*Task directions*:
Restate the records that follow word for word; no pictures should appear.
START Records
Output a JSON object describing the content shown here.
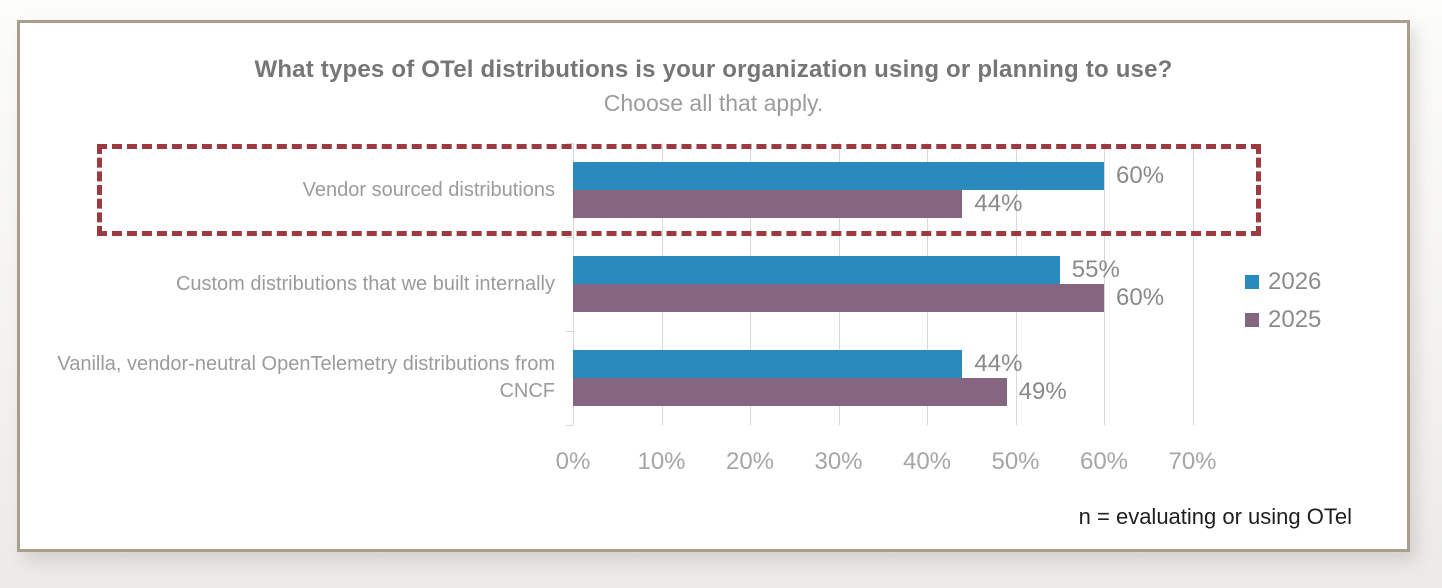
{
  "chart_data": {
    "type": "bar",
    "orientation": "horizontal",
    "title": "What types of OTel distributions is your organization using or planning to use?",
    "subtitle": "Choose all that apply.",
    "categories": [
      "Vendor sourced distributions",
      "Custom distributions that we built internally",
      "Vanilla, vendor-neutral OpenTelemetry distributions from CNCF"
    ],
    "series": [
      {
        "name": "2026",
        "color": "#2b8abd",
        "values": [
          60,
          55,
          44
        ]
      },
      {
        "name": "2025",
        "color": "#866581",
        "values": [
          44,
          60,
          49
        ]
      }
    ],
    "value_suffix": "%",
    "x_ticks": [
      "0%",
      "10%",
      "20%",
      "30%",
      "40%",
      "50%",
      "60%",
      "70%"
    ],
    "xlim": [
      0,
      70
    ],
    "grid": true,
    "legend_position": "right",
    "highlight": {
      "shape": "dashed-box",
      "category_index": 0,
      "color": "#9d3a3f"
    },
    "note": "n = evaluating or using OTel"
  },
  "colors": {
    "frame_border": "#a89e8d",
    "grid": "#d9d9d9",
    "bar_2026": "#2b8abd",
    "bar_2025": "#866581",
    "highlight": "#9d3a3f"
  }
}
END Records
*Answer to this task*:
Output a JSON object describing the content shown here.
{
  "chart_data": {
    "type": "bar",
    "orientation": "horizontal",
    "title": "What types of OTel distributions is your organization using or planning to use?",
    "subtitle": "Choose all that apply.",
    "categories": [
      "Vendor sourced distributions",
      "Custom distributions that we built internally",
      "Vanilla, vendor-neutral OpenTelemetry distributions from CNCF"
    ],
    "series": [
      {
        "name": "2026",
        "color": "#2b8abd",
        "values": [
          60,
          55,
          44
        ]
      },
      {
        "name": "2025",
        "color": "#866581",
        "values": [
          44,
          60,
          49
        ]
      }
    ],
    "value_suffix": "%",
    "x_ticks": [
      "0%",
      "10%",
      "20%",
      "30%",
      "40%",
      "50%",
      "60%",
      "70%"
    ],
    "xlim": [
      0,
      70
    ],
    "grid": true,
    "legend_position": "right",
    "highlight": {
      "shape": "dashed-box",
      "category_index": 0,
      "color": "#9d3a3f"
    },
    "note": "n = evaluating or using OTel"
  },
  "colors": {
    "frame_border": "#a89e8d",
    "grid": "#d9d9d9",
    "bar_2026": "#2b8abd",
    "bar_2025": "#866581",
    "highlight": "#9d3a3f"
  }
}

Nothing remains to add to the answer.